### Prompt
Only a number is expected: how many lines in the data below contain the word "свертывания".

### Material provided
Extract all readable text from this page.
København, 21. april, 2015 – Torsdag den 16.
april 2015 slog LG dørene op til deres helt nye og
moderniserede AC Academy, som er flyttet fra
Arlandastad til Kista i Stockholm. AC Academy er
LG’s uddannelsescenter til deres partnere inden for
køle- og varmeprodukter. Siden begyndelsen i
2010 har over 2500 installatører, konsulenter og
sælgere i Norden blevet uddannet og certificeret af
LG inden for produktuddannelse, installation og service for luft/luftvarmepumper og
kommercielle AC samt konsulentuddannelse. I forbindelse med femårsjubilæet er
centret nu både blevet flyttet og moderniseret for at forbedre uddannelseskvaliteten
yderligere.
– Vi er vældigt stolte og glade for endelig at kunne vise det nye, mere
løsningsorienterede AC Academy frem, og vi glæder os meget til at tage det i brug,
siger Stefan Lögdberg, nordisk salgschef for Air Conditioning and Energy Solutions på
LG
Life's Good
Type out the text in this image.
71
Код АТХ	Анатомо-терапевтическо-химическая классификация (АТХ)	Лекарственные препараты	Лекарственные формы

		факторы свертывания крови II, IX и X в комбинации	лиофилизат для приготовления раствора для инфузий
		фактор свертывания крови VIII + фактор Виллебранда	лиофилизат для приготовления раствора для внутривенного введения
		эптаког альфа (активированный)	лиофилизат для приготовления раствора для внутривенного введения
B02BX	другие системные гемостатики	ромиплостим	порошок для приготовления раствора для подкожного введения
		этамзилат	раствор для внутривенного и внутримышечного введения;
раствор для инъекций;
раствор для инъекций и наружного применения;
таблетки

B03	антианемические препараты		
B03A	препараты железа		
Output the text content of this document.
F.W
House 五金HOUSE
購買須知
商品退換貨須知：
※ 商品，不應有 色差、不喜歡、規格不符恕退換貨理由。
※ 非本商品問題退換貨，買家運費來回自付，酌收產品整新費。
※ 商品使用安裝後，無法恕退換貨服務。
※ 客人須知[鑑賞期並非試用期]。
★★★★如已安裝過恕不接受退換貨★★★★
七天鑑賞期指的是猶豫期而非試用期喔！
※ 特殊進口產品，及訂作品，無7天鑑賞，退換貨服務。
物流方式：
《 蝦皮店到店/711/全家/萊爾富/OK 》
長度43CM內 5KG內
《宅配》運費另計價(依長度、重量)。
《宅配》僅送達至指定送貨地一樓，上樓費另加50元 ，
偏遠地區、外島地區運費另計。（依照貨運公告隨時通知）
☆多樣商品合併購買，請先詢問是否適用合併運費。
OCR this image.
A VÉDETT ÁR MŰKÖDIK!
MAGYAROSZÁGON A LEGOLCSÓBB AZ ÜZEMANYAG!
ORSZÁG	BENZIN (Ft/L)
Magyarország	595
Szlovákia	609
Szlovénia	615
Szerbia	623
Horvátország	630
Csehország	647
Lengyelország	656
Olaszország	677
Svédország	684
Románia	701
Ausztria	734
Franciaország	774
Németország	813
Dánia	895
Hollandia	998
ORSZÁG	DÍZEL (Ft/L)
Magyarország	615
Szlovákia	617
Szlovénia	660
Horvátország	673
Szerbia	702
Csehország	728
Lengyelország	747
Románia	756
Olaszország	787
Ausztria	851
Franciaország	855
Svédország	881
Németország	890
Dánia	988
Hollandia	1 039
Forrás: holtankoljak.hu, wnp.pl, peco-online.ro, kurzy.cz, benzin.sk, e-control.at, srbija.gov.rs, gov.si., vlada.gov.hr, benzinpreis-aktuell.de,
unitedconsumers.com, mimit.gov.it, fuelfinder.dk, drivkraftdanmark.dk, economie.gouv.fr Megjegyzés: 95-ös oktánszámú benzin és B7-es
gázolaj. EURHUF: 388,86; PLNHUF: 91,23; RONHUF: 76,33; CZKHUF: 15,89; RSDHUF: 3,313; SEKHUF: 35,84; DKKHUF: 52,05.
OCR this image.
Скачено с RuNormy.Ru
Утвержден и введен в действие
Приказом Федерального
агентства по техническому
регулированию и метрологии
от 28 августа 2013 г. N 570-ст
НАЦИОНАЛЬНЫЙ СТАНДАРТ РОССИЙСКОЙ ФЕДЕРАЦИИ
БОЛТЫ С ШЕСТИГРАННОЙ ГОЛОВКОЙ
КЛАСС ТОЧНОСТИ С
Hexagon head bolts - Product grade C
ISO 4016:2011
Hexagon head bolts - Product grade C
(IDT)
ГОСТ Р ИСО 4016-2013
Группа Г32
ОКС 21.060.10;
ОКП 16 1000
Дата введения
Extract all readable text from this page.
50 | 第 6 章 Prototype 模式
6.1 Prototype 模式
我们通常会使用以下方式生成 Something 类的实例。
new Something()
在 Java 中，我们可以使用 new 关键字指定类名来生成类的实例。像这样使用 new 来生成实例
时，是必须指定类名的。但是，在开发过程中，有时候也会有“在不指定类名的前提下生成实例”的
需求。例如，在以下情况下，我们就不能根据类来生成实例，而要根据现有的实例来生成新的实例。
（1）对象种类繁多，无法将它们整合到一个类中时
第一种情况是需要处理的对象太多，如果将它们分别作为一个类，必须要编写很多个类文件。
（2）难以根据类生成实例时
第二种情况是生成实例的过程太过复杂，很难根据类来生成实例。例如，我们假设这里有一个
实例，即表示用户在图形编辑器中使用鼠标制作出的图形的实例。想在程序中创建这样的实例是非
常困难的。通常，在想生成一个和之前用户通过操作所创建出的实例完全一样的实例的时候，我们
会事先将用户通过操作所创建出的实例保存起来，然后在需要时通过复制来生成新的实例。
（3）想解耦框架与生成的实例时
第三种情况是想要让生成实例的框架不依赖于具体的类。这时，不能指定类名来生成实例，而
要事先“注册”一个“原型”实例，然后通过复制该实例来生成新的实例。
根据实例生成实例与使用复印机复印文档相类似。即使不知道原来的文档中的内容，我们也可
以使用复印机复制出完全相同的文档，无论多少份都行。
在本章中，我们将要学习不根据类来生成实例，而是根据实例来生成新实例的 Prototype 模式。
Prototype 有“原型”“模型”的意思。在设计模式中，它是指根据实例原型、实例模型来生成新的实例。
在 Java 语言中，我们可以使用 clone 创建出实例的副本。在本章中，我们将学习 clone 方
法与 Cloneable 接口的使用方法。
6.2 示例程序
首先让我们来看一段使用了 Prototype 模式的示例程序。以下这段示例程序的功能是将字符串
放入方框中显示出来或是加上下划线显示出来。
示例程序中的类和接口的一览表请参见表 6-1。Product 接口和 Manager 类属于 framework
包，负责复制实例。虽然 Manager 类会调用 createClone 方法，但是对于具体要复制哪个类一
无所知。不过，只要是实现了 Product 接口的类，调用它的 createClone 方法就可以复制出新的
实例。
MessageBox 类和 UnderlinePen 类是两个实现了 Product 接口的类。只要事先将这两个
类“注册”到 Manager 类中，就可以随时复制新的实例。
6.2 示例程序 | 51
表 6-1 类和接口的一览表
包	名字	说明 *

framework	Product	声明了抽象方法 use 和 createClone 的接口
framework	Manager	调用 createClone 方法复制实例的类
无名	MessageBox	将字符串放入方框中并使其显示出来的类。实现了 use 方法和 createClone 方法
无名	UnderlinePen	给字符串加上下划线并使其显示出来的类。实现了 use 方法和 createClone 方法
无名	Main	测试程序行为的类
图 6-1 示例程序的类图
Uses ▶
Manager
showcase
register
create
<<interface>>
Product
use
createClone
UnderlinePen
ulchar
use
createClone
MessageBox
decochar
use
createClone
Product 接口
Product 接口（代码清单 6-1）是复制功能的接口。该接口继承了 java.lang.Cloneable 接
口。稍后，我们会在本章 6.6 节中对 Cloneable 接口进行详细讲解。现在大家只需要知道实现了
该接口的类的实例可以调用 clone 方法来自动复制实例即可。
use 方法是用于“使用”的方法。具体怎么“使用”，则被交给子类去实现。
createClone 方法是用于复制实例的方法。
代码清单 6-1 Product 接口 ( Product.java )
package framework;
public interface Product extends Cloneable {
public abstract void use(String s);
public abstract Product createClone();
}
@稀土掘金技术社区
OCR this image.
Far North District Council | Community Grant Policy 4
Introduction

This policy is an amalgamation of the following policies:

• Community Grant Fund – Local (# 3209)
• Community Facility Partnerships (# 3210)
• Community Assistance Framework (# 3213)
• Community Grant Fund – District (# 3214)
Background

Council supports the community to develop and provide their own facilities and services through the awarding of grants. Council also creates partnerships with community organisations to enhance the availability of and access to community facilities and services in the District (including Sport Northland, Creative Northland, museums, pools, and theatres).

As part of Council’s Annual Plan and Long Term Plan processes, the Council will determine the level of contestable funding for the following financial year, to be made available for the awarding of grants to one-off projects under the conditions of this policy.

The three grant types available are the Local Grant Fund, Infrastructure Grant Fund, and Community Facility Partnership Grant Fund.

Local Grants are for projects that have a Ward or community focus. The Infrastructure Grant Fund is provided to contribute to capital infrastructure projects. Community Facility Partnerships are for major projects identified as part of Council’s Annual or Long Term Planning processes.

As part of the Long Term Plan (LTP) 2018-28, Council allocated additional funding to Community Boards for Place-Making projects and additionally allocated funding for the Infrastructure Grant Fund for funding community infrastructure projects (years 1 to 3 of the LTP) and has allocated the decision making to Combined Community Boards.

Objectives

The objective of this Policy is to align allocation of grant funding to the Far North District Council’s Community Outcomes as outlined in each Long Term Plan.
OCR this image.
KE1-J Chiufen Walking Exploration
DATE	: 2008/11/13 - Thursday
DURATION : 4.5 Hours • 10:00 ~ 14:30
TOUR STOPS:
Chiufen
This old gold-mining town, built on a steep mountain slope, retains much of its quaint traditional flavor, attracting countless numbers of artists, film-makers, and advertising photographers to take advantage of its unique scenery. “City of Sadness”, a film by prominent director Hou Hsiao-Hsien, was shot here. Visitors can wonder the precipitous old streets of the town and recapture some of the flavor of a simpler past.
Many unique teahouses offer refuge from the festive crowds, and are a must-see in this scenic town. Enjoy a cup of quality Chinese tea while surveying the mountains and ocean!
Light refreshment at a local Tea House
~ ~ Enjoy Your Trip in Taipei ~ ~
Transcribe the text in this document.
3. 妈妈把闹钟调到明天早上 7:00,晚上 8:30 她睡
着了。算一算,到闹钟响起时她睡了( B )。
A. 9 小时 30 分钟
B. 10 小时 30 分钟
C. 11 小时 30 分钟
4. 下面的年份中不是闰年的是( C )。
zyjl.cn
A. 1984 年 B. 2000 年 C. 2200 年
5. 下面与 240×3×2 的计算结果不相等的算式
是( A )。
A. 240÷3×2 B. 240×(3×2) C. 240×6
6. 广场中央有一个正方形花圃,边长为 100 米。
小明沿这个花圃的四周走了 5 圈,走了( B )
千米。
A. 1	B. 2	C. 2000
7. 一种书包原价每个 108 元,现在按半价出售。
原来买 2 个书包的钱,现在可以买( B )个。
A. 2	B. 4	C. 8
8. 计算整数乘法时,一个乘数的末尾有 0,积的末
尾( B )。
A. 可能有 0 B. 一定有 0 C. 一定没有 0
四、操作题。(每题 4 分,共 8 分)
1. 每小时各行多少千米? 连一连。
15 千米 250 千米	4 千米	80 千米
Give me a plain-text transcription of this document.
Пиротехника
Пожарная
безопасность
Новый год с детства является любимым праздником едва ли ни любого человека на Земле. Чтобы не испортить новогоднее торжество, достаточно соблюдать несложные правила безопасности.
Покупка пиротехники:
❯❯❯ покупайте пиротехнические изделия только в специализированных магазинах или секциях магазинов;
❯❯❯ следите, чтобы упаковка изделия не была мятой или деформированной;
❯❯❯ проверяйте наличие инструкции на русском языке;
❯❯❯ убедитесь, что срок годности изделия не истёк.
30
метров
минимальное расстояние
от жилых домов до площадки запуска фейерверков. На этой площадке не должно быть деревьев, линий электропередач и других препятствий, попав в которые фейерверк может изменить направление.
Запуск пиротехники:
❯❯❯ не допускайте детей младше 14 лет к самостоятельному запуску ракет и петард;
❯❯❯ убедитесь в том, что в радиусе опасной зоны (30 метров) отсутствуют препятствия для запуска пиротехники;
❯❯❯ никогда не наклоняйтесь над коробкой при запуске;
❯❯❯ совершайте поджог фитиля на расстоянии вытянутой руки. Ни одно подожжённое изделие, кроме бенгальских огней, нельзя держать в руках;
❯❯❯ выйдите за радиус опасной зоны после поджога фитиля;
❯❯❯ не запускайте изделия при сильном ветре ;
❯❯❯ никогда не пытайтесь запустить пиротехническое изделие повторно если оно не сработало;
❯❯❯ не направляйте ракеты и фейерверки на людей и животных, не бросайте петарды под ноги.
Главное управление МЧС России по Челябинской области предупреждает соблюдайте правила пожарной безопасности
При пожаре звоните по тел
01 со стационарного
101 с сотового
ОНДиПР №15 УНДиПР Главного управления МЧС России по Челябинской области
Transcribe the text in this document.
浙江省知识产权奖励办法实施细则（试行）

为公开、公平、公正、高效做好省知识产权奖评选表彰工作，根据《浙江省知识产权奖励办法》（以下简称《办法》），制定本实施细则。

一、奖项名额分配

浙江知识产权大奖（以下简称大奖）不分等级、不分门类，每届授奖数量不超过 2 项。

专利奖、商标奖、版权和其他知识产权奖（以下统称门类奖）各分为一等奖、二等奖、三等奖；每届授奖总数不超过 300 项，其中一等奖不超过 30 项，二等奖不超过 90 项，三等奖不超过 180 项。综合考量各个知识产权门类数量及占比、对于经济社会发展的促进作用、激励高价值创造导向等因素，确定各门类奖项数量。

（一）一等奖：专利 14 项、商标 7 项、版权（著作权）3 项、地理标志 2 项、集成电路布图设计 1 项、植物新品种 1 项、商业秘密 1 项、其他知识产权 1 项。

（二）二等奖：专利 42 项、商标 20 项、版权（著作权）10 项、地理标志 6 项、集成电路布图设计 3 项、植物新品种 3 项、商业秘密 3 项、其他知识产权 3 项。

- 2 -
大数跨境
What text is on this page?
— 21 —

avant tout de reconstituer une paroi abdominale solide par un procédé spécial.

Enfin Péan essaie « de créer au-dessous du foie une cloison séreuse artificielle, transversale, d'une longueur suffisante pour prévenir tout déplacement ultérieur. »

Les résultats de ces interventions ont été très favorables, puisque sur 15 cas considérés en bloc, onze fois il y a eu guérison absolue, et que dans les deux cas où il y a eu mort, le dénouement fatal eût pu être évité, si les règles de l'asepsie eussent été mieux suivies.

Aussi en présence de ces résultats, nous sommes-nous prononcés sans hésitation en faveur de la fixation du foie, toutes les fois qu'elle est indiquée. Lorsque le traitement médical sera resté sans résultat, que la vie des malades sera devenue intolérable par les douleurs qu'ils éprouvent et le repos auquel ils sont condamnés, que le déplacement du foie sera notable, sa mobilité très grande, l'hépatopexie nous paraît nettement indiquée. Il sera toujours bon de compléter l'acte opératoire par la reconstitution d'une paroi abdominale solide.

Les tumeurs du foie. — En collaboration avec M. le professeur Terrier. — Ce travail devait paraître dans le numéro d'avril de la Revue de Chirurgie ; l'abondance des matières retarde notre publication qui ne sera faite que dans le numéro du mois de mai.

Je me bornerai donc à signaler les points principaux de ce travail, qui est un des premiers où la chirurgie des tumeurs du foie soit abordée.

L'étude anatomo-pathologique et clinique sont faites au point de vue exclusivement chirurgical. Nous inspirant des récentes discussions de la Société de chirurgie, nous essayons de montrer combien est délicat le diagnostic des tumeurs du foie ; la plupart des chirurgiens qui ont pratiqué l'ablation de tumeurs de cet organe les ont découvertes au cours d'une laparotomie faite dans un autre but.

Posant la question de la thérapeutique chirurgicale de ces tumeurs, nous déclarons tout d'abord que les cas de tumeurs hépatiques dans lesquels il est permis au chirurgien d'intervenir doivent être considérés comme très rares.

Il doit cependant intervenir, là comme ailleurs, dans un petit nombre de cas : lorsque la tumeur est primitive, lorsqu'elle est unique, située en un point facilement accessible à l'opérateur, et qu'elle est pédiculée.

### Solution below
2